[BEGIN Records provided]
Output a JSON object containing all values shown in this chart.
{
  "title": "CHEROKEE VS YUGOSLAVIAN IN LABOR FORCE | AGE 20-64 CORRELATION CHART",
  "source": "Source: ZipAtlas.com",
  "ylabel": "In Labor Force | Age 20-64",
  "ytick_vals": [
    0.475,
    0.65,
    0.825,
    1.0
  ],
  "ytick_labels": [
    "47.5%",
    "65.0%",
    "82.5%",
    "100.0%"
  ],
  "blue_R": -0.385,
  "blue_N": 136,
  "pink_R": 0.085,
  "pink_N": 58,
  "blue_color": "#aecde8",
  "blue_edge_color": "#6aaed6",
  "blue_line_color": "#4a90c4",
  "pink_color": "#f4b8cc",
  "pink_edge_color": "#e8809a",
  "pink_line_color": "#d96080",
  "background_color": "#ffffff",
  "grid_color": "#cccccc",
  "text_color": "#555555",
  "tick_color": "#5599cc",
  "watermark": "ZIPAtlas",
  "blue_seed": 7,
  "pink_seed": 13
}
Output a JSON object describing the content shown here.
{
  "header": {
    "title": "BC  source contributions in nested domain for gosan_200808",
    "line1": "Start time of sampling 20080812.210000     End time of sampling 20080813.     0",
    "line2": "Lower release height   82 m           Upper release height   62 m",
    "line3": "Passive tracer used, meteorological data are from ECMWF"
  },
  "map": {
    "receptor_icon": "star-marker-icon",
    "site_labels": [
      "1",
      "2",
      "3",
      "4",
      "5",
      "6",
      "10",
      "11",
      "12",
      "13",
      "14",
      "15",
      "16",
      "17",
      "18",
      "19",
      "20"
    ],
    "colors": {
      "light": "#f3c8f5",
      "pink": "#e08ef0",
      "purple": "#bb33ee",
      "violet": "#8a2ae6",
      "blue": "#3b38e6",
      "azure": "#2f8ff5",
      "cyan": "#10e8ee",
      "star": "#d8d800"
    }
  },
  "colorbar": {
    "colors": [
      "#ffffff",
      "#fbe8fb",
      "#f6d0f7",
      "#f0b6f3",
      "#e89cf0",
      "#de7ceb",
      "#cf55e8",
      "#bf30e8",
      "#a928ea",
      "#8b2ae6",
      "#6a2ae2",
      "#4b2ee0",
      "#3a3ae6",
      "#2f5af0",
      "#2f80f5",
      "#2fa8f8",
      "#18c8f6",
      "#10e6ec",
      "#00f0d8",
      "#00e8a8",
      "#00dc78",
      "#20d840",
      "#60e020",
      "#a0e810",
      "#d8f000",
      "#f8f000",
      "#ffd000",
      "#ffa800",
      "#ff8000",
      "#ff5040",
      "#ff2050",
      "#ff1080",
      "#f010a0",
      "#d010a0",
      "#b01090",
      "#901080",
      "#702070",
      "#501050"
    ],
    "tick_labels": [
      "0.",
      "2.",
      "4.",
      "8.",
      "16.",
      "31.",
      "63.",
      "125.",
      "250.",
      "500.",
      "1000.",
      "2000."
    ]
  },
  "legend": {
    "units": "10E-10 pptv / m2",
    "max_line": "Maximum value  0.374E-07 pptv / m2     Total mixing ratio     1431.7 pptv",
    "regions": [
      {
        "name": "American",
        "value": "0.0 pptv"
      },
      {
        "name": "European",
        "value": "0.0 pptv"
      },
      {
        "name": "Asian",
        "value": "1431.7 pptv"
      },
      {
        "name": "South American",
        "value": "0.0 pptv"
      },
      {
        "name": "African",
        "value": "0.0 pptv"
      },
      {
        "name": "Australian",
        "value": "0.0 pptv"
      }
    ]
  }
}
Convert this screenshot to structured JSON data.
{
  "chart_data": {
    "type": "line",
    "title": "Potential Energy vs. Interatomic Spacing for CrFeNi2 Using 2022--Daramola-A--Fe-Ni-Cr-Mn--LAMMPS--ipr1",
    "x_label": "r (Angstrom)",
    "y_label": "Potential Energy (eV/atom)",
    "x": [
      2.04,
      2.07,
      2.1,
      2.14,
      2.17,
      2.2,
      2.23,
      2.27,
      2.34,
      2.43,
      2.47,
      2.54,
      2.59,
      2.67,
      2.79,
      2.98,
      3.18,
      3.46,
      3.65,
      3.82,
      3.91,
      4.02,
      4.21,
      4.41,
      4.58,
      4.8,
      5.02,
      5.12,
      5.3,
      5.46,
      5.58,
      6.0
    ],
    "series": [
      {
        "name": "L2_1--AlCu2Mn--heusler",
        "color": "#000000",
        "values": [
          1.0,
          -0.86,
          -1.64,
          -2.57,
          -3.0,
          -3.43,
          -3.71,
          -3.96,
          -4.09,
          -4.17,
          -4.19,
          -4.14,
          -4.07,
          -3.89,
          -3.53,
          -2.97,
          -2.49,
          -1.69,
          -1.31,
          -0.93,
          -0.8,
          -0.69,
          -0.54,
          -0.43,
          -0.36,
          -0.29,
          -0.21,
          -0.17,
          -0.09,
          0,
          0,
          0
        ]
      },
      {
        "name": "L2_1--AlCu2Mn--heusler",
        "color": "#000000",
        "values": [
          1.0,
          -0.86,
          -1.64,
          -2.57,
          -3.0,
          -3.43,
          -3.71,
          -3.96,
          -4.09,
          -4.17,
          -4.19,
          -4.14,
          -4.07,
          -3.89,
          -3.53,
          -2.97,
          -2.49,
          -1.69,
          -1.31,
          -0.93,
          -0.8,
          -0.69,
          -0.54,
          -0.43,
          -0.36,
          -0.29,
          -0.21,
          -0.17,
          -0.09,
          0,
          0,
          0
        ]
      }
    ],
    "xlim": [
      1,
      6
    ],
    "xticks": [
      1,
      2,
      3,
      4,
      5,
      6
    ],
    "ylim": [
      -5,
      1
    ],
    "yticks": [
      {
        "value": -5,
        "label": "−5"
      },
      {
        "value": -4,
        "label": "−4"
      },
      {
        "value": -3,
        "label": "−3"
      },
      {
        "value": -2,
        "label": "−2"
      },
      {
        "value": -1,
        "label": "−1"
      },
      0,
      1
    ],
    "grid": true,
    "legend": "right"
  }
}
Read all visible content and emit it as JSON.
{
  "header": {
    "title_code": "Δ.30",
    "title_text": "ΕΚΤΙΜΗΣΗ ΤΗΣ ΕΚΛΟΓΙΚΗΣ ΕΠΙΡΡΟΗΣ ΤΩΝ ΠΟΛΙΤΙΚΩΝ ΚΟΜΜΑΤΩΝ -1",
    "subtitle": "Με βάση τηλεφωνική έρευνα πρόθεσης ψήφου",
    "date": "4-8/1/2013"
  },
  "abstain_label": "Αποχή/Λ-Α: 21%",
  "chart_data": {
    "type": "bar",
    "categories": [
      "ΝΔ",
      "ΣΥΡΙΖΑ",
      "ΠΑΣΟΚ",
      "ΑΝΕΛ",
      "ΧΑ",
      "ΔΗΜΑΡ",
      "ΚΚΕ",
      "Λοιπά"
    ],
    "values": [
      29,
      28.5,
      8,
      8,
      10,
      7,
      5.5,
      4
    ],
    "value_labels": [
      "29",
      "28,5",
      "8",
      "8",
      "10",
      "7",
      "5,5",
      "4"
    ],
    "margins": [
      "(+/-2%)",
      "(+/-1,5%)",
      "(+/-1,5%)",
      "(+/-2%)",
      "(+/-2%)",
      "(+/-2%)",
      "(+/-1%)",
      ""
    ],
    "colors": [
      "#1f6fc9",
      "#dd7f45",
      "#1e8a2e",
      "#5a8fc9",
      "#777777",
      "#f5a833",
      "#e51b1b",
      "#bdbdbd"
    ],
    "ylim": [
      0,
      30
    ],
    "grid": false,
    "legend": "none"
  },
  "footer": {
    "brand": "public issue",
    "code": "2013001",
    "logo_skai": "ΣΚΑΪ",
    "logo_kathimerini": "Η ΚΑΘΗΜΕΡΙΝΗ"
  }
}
[END Records provided]
**Problem description**
Type the material above out again, exactly.

**Exercise solution**
Output a JSON object containing all values shown in this chart.
{
  "title": "CHEROKEE VS YUGOSLAVIAN IN LABOR FORCE | AGE 20-64 CORRELATION CHART",
  "source": "Source: ZipAtlas.com",
  "ylabel": "In Labor Force | Age 20-64",
  "ytick_vals": [
    0.475,
    0.65,
    0.825,
    1.0
  ],
  "ytick_labels": [
    "47.5%",
    "65.0%",
    "82.5%",
    "100.0%"
  ],
  "blue_R": -0.385,
  "blue_N": 136,
  "pink_R": 0.085,
  "pink_N": 58,
  "blue_color": "#aecde8",
  "blue_edge_color": "#6aaed6",
  "blue_line_color": "#4a90c4",
  "pink_color": "#f4b8cc",
  "pink_edge_color": "#e8809a",
  "pink_line_color": "#d96080",
  "background_color": "#ffffff",
  "grid_color": "#cccccc",
  "text_color": "#555555",
  "tick_color": "#5599cc",
  "watermark": "ZIPAtlas",
  "blue_seed": 7,
  "pink_seed": 13
}
Output a JSON object describing the content shown here.
{
  "header": {
    "title": "BC  source contributions in nested domain for gosan_200808",
    "line1": "Start time of sampling 20080812.210000     End time of sampling 20080813.     0",
    "line2": "Lower release height   82 m           Upper release height   62 m",
    "line3": "Passive tracer used, meteorological data are from ECMWF"
  },
  "map": {
    "receptor_icon": "star-marker-icon",
    "site_labels": [
      "1",
      "2",
      "3",
      "4",
      "5",
      "6",
      "10",
      "11",
      "12",
      "13",
      "14",
      "15",
      "16",
      "17",
      "18",
      "19",
      "20"
    ],
    "colors": {
      "light": "#f3c8f5",
      "pink": "#e08ef0",
      "purple": "#bb33ee",
      "violet": "#8a2ae6",
      "blue": "#3b38e6",
      "azure": "#2f8ff5",
      "cyan": "#10e8ee",
      "star": "#d8d800"
    }
  },
  "colorbar": {
    "colors": [
      "#ffffff",
      "#fbe8fb",
      "#f6d0f7",
      "#f0b6f3",
      "#e89cf0",
      "#de7ceb",
      "#cf55e8",
      "#bf30e8",
      "#a928ea",
      "#8b2ae6",
      "#6a2ae2",
      "#4b2ee0",
      "#3a3ae6",
      "#2f5af0",
      "#2f80f5",
      "#2fa8f8",
      "#18c8f6",
      "#10e6ec",
      "#00f0d8",
      "#00e8a8",
      "#00dc78",
      "#20d840",
      "#60e020",
      "#a0e810",
      "#d8f000",
      "#f8f000",
      "#ffd000",
      "#ffa800",
      "#ff8000",
      "#ff5040",
      "#ff2050",
      "#ff1080",
      "#f010a0",
      "#d010a0",
      "#b01090",
      "#901080",
      "#702070",
      "#501050"
    ],
    "tick_labels": [
      "0.",
      "2.",
      "4.",
      "8.",
      "16.",
      "31.",
      "63.",
      "125.",
      "250.",
      "500.",
      "1000.",
      "2000."
    ]
  },
  "legend": {
    "units": "10E-10 pptv / m2",
    "max_line": "Maximum value  0.374E-07 pptv / m2     Total mixing ratio     1431.7 pptv",
    "regions": [
      {
        "name": "American",
        "value": "0.0 pptv"
      },
      {
        "name": "European",
        "value": "0.0 pptv"
      },
      {
        "name": "Asian",
        "value": "1431.7 pptv"
      },
      {
        "name": "South American",
        "value": "0.0 pptv"
      },
      {
        "name": "African",
        "value": "0.0 pptv"
      },
      {
        "name": "Australian",
        "value": "0.0 pptv"
      }
    ]
  }
}
Convert this screenshot to structured JSON data.
{
  "chart_data": {
    "type": "line",
    "title": "Potential Energy vs. Interatomic Spacing for CrFeNi2 Using 2022--Daramola-A--Fe-Ni-Cr-Mn--LAMMPS--ipr1",
    "x_label": "r (Angstrom)",
    "y_label": "Potential Energy (eV/atom)",
    "x": [
      2.04,
      2.07,
      2.1,
      2.14,
      2.17,
      2.2,
      2.23,
      2.27,
      2.34,
      2.43,
      2.47,
      2.54,
      2.59,
      2.67,
      2.79,
      2.98,
      3.18,
      3.46,
      3.65,
      3.82,
      3.91,
      4.02,
      4.21,
      4.41,
      4.58,
      4.8,
      5.02,
      5.12,
      5.3,
      5.46,
      5.58,
      6.0
    ],
    "series": [
      {
        "name": "L2_1--AlCu2Mn--heusler",
        "color": "#000000",
        "values": [
          1.0,
          -0.86,
          -1.64,
          -2.57,
          -3.0,
          -3.43,
          -3.71,
          -3.96,
          -4.09,
          -4.17,
          -4.19,
          -4.14,
          -4.07,
          -3.89,
          -3.53,
          -2.97,
          -2.49,
          -1.69,
          -1.31,
          -0.93,
          -0.8,
          -0.69,
          -0.54,
          -0.43,
          -0.36,
          -0.29,
          -0.21,
          -0.17,
          -0.09,
          0,
          0,
          0
        ]
      },
      {
        "name": "L2_1--AlCu2Mn--heusler",
        "color": "#000000",
        "values": [
          1.0,
          -0.86,
          -1.64,
          -2.57,
          -3.0,
          -3.43,
          -3.71,
          -3.96,
          -4.09,
          -4.17,
          -4.19,
          -4.14,
          -4.07,
          -3.89,
          -3.53,
          -2.97,
          -2.49,
          -1.69,
          -1.31,
          -0.93,
          -0.8,
          -0.69,
          -0.54,
          -0.43,
          -0.36,
          -0.29,
          -0.21,
          -0.17,
          -0.09,
          0,
          0,
          0
        ]
      }
    ],
    "xlim": [
      1,
      6
    ],
    "xticks": [
      1,
      2,
      3,
      4,
      5,
      6
    ],
    "ylim": [
      -5,
      1
    ],
    "yticks": [
      {
        "value": -5,
        "label": "−5"
      },
      {
        "value": -4,
        "label": "−4"
      },
      {
        "value": -3,
        "label": "−3"
      },
      {
        "value": -2,
        "label": "−2"
      },
      {
        "value": -1,
        "label": "−1"
      },
      0,
      1
    ],
    "grid": true,
    "legend": "right"
  }
}
Read all visible content and emit it as JSON.
{
  "header": {
    "title_code": "Δ.30",
    "title_text": "ΕΚΤΙΜΗΣΗ ΤΗΣ ΕΚΛΟΓΙΚΗΣ ΕΠΙΡΡΟΗΣ ΤΩΝ ΠΟΛΙΤΙΚΩΝ ΚΟΜΜΑΤΩΝ -1",
    "subtitle": "Με βάση τηλεφωνική έρευνα πρόθεσης ψήφου",
    "date": "4-8/1/2013"
  },
  "abstain_label": "Αποχή/Λ-Α: 21%",
  "chart_data": {
    "type": "bar",
    "categories": [
      "ΝΔ",
      "ΣΥΡΙΖΑ",
      "ΠΑΣΟΚ",
      "ΑΝΕΛ",
      "ΧΑ",
      "ΔΗΜΑΡ",
      "ΚΚΕ",
      "Λοιπά"
    ],
    "values": [
      29,
      28.5,
      8,
      8,
      10,
      7,
      5.5,
      4
    ],
    "value_labels": [
      "29",
      "28,5",
      "8",
      "8",
      "10",
      "7",
      "5,5",
      "4"
    ],
    "margins": [
      "(+/-2%)",
      "(+/-1,5%)",
      "(+/-1,5%)",
      "(+/-2%)",
      "(+/-2%)",
      "(+/-2%)",
      "(+/-1%)",
      ""
    ],
    "colors": [
      "#1f6fc9",
      "#dd7f45",
      "#1e8a2e",
      "#5a8fc9",
      "#777777",
      "#f5a833",
      "#e51b1b",
      "#bdbdbd"
    ],
    "ylim": [
      0,
      30
    ],
    "grid": false,
    "legend": "none"
  },
  "footer": {
    "brand": "public issue",
    "code": "2013001",
    "logo_skai": "ΣΚΑΪ",
    "logo_kathimerini": "Η ΚΑΘΗΜΕΡΙΝΗ"
  }
}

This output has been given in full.